BEGIN Input for this task

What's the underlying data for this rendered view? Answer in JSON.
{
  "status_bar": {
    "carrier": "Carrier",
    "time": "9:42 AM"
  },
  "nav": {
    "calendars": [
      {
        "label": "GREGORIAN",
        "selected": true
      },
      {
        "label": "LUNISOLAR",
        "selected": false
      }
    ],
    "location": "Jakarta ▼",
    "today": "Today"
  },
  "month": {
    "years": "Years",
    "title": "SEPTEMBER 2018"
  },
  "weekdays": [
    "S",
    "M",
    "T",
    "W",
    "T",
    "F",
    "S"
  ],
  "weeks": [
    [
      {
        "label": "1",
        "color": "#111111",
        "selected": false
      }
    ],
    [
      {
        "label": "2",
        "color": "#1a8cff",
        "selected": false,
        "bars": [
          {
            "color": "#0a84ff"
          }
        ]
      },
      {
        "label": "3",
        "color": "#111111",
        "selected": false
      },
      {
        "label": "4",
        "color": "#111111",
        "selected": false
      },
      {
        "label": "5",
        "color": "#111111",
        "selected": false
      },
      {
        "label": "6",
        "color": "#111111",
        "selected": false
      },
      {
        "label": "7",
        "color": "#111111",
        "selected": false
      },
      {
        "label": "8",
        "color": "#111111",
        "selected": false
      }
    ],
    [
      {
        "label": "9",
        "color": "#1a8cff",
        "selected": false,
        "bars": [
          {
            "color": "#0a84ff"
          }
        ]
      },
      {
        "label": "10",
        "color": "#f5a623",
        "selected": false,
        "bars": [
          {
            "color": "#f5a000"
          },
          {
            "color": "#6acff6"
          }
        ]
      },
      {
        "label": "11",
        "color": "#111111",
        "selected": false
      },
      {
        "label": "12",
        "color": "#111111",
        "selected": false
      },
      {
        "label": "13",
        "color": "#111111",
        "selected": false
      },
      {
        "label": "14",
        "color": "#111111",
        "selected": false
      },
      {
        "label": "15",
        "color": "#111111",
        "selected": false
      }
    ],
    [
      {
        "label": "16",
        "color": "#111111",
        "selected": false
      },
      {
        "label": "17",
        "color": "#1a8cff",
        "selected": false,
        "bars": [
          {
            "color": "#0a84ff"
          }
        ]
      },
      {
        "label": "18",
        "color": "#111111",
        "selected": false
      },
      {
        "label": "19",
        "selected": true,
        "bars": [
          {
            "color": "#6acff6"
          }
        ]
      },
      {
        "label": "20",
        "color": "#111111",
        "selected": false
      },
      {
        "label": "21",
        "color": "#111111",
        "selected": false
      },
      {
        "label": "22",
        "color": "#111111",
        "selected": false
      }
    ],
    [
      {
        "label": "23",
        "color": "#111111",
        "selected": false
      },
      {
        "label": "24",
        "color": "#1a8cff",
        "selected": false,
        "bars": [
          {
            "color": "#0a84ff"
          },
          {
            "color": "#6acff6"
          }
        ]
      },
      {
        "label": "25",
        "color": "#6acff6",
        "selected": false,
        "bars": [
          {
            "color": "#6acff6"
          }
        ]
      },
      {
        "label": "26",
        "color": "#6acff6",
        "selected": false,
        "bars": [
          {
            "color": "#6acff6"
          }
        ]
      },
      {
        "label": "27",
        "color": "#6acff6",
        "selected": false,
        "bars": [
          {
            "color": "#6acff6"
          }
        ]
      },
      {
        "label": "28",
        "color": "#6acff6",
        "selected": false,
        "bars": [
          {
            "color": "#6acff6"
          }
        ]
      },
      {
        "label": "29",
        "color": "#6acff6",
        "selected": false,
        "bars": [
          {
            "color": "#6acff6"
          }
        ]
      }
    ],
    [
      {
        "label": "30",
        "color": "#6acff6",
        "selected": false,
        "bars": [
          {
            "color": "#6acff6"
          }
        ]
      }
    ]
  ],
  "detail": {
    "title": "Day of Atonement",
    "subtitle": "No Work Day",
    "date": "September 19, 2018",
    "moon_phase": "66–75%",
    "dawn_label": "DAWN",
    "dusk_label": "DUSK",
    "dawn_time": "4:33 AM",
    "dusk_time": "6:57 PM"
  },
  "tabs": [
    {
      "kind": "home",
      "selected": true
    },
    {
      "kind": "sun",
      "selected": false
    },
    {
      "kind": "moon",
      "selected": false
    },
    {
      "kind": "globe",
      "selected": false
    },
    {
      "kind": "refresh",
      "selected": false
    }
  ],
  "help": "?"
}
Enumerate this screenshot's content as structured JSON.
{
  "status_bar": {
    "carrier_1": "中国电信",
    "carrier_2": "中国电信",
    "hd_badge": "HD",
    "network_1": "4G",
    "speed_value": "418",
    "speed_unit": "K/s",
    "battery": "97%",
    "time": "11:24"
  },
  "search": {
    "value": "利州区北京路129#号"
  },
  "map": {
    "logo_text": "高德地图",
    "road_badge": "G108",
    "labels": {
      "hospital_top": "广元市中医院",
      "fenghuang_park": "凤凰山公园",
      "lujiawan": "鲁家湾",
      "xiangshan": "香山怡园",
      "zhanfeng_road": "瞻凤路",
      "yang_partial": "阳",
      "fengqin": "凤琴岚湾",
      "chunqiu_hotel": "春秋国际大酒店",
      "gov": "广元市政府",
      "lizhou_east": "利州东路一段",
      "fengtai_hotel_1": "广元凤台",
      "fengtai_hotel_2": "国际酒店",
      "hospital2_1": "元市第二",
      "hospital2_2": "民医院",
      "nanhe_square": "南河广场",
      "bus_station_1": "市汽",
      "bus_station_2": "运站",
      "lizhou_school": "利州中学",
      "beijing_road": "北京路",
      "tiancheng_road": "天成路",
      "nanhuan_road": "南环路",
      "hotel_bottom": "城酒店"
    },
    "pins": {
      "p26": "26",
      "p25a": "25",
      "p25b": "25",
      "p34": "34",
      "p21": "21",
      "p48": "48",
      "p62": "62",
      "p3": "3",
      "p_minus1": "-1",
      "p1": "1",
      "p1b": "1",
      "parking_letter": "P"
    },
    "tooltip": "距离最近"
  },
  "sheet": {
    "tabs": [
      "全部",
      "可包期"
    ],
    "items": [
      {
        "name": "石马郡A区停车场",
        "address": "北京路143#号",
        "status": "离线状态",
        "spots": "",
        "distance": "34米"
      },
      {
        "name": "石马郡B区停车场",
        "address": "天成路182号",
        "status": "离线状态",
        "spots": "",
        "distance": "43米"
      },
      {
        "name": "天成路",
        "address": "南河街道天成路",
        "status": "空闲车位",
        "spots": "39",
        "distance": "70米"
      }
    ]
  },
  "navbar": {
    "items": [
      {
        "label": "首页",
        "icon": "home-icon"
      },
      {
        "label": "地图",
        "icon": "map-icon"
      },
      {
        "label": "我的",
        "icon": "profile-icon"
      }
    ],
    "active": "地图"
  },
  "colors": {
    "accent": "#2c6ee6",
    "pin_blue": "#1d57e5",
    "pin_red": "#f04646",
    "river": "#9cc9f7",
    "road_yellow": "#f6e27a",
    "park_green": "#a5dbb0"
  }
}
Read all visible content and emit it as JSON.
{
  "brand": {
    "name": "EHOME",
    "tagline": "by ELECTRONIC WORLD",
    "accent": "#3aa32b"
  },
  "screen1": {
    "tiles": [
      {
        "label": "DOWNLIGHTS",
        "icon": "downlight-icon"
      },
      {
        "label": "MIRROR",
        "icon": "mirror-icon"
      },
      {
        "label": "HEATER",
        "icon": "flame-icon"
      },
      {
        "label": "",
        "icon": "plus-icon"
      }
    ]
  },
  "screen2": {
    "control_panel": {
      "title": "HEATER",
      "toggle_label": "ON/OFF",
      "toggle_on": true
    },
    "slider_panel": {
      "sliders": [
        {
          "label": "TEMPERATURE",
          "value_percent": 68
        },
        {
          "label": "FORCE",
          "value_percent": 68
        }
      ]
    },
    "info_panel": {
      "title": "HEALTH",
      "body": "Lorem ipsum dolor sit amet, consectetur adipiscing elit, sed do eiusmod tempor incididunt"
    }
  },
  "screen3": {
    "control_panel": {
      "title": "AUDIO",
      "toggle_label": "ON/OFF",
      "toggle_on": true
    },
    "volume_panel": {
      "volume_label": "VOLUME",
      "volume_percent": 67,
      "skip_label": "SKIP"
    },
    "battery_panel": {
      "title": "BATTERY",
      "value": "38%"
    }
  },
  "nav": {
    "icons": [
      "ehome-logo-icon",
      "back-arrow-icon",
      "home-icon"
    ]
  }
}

END Input for this task

Problem statement »
Copy every line from the records above that contains the word "name".

Answer to this problem »
        "name": "石马郡A区停车场",
        "name": "石马郡B区停车场",
        "name": "天成路",
    "name": "EHOME",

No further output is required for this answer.